## [PROBLEM REQUIREMENTS]
Find each line that has the string "pada" and give the total, with nothing else.

[Saved data entries]
[Begin]
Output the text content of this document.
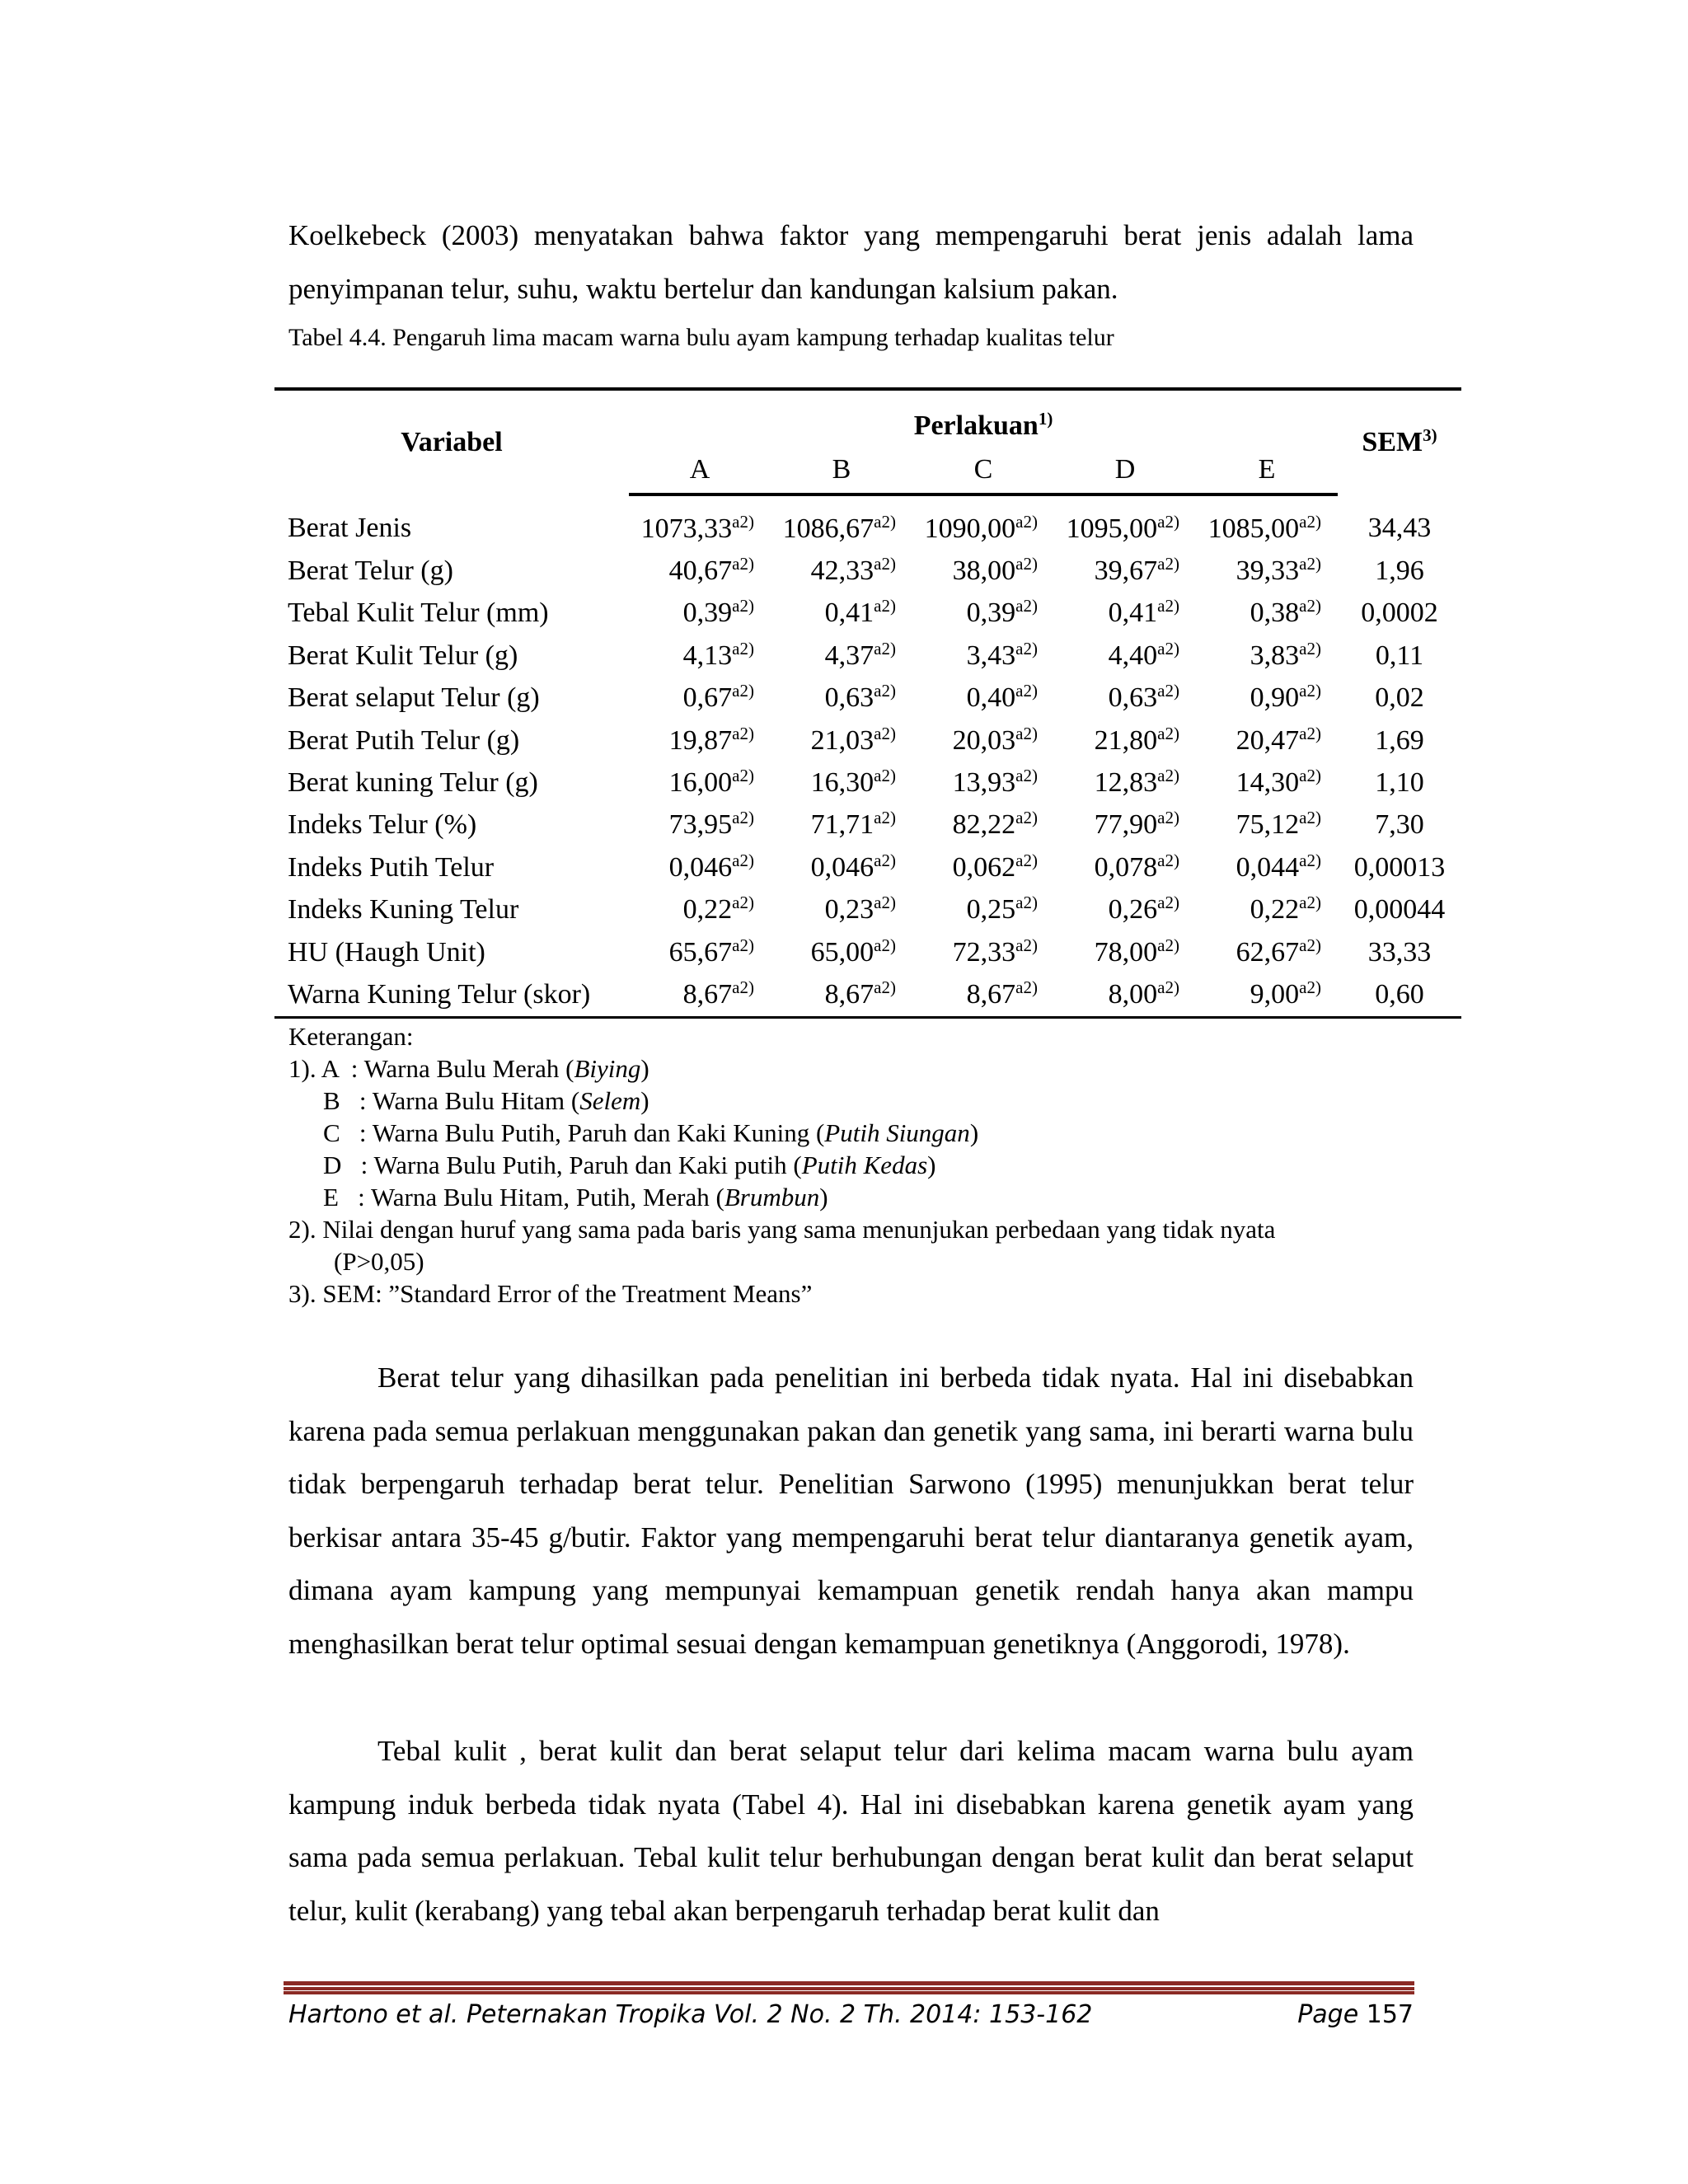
Koelkebeck (2003) menyatakan bahwa faktor yang mempengaruhi berat jenis adalah lama penyimpanan telur, suhu, waktu bertelur dan kandungan kalsium pakan.

Tabel 4.4. Pengaruh lima macam warna bulu ayam kampung terhadap kualitas telur
Variabel	Perlakuan$^{1)}$					SEM$^{3)}$
	A	B	C	D	E	
Berat Jenis	$1073,33^{a2)}$	$1086,67^{a2)}$	$1090,00^{a2)}$	$1095,00^{a2)}$	$1085,00^{a2)}$	34,43
Berat Telur (g)	$40,67^{a2)}$	$42,33^{a2)}$	$38,00^{a2)}$	$39,67^{a2)}$	$39,33^{a2)}$	1,96
Tebal Kulit Telur (mm)	$0,39^{a2)}$	$0,41^{a2)}$	$0,39^{a2)}$	$0,41^{a2)}$	$0,38^{a2)}$	0,0002
Berat Kulit Telur (g)	$4,13^{a2)}$	$4,37^{a2)}$	$3,43^{a2)}$	$4,40^{a2)}$	$3,83^{a2)}$	0,11
Berat selaput Telur (g)	$0,67^{a2)}$	$0,63^{a2)}$	$0,40^{a2)}$	$0,63^{a2)}$	$0,90^{a2)}$	0,02
Berat Putih Telur (g)	$19,87^{a2)}$	$21,03^{a2)}$	$20,03^{a2)}$	$21,80^{a2)}$	$20,47^{a2)}$	1,69
Berat kuning Telur (g)	$16,00^{a2)}$	$16,30^{a2)}$	$13,93^{a2)}$	$12,83^{a2)}$	$14,30^{a2)}$	1,10
Indeks Telur (%)	$73,95^{a2)}$	$71,71^{a2)}$	$82,22^{a2)}$	$77,90^{a2)}$	$75,12^{a2)}$	7,30
Indeks Putih Telur	$0,046^{a2)}$	$0,046^{a2)}$	$0,062^{a2)}$	$0,078^{a2)}$	$0,044^{a2)}$	0,00013
Indeks Kuning Telur	$0,22^{a2)}$	$0,23^{a2)}$	$0,25^{a2)}$	$0,26^{a2)}$	$0,22^{a2)}$	0,00044
HU (Haugh Unit)	$65,67^{a2)}$	$65,00^{a2)}$	$72,33^{a2)}$	$78,00^{a2)}$	$62,67^{a2)}$	33,33
Warna Kuning Telur (skor)	$8,67^{a2)}$	$8,67^{a2)}$	$8,67^{a2)}$	$8,00^{a2)}$	$9,00^{a2)}$	0,60
Keterangan:
1). A  : Warna Bulu Merah (Biying)
B   : Warna Bulu Hitam (Selem)
C   : Warna Bulu Putih, Paruh dan Kaki Kuning (Putih Siungan)
D   : Warna Bulu Putih, Paruh dan Kaki putih (Putih Kedas)
E   : Warna Bulu Hitam, Putih, Merah (Brumbun)
2). Nilai dengan huruf yang sama pada baris yang sama menunjukan perbedaan yang tidak nyata
(P>0,05)
3). SEM: ”Standard Error of the Treatment Means”

Berat telur yang dihasilkan pada penelitian ini berbeda tidak nyata. Hal ini disebabkan karena pada semua perlakuan menggunakan pakan dan genetik yang sama, ini berarti warna bulu tidak berpengaruh terhadap berat telur. Penelitian Sarwono (1995) menunjukkan berat telur berkisar antara 35-45 g/butir. Faktor yang mempengaruhi berat telur diantaranya genetik ayam, dimana ayam kampung yang mempunyai kemampuan genetik rendah hanya akan mampu menghasilkan berat telur optimal sesuai dengan kemampuan genetiknya (Anggorodi, 1978).

Tebal kulit , berat kulit dan berat selaput telur dari kelima macam warna bulu ayam kampung induk berbeda tidak nyata (Tabel 4). Hal ini disebabkan karena genetik ayam yang sama pada semua perlakuan. Tebal kulit telur berhubungan dengan berat kulit dan berat selaput telur, kulit (kerabang) yang tebal akan berpengaruh terhadap berat kulit dan

Hartono et al. Peternakan Tropika Vol. 2 No. 2 Th. 2014: 153-162	Page 157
[End]
## [TASK RESULT]
3